- [Exercise requirements] Of the lines in the records that follow, how many include the word "JSON"? Answer with a bare number.

- [Data provided]
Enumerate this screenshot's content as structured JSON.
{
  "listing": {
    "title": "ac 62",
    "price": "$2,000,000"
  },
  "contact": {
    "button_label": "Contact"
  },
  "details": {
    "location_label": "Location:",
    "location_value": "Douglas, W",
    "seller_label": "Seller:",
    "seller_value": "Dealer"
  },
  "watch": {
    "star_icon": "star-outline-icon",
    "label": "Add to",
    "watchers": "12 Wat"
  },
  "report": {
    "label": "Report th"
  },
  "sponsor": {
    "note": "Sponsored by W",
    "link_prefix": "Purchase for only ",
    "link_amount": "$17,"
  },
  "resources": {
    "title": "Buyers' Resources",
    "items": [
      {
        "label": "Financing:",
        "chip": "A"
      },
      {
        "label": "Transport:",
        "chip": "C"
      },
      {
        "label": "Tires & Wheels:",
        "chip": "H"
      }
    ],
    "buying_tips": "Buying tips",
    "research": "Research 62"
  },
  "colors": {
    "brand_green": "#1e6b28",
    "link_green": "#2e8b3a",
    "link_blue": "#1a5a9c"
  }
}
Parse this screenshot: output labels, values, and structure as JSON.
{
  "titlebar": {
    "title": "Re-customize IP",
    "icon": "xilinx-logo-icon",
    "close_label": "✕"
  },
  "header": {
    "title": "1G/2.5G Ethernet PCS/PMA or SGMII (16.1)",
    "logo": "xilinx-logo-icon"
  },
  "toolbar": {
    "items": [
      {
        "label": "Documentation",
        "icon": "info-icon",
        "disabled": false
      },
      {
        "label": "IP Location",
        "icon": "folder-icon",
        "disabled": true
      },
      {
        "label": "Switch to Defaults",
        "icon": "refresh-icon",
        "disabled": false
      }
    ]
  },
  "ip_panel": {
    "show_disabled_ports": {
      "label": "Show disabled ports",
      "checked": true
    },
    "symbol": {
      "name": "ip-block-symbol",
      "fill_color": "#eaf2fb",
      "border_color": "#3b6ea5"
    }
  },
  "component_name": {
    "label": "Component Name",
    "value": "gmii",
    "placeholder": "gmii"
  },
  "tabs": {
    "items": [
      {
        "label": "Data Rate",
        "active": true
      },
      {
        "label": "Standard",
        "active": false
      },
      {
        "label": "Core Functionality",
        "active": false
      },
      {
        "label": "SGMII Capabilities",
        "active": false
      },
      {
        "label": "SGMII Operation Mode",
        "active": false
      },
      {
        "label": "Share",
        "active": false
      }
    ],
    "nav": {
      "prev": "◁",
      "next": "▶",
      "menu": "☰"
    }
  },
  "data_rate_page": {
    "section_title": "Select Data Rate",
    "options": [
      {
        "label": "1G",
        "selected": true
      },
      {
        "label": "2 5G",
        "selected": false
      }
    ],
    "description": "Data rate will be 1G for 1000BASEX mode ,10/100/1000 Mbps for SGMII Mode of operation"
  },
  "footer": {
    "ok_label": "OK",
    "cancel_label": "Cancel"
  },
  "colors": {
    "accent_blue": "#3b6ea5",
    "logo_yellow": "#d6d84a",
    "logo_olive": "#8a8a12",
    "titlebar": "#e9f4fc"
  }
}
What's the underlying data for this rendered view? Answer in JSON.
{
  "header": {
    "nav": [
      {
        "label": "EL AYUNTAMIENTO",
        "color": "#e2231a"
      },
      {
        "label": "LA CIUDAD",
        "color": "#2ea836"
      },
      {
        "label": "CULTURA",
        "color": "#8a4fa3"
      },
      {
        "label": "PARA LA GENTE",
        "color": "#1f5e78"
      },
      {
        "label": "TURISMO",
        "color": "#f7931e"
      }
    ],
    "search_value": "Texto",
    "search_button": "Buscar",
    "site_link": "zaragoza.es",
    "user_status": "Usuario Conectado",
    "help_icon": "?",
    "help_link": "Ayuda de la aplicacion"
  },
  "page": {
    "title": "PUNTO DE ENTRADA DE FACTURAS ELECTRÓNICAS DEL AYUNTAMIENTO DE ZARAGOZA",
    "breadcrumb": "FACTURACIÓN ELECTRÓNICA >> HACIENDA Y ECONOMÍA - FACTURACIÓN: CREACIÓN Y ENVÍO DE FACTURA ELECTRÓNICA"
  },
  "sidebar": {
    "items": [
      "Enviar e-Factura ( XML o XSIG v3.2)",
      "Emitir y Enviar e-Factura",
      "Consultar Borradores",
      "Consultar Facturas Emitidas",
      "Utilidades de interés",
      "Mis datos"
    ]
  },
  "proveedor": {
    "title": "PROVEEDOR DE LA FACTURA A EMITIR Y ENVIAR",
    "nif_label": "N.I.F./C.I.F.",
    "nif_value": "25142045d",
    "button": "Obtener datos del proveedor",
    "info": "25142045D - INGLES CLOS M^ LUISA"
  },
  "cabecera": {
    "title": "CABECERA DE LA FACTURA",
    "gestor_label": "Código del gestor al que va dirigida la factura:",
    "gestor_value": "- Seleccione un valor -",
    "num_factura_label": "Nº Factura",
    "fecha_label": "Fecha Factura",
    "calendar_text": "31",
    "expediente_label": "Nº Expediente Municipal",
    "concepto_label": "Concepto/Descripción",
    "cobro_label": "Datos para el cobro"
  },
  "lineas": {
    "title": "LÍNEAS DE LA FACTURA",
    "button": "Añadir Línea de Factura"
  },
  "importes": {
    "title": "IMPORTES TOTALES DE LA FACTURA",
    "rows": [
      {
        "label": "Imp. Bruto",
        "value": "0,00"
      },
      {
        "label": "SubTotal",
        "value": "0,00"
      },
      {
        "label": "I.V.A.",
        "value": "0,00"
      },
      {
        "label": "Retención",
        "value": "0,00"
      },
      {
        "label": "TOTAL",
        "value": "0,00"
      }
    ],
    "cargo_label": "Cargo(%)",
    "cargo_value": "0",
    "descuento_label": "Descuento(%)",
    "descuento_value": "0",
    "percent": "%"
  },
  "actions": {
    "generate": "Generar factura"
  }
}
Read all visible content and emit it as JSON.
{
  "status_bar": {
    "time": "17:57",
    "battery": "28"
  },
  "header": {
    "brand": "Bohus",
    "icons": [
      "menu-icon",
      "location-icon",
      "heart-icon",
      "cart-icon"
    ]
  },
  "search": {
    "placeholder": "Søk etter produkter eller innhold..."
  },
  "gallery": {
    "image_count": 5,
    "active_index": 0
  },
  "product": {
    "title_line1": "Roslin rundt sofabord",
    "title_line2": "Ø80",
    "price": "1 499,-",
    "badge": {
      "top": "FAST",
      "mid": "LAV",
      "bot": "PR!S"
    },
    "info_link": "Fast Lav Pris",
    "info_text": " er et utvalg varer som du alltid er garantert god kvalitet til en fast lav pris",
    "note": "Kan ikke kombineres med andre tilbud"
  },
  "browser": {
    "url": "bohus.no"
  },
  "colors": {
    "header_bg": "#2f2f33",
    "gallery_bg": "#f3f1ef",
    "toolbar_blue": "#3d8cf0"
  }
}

- [Reply to the exercise] 4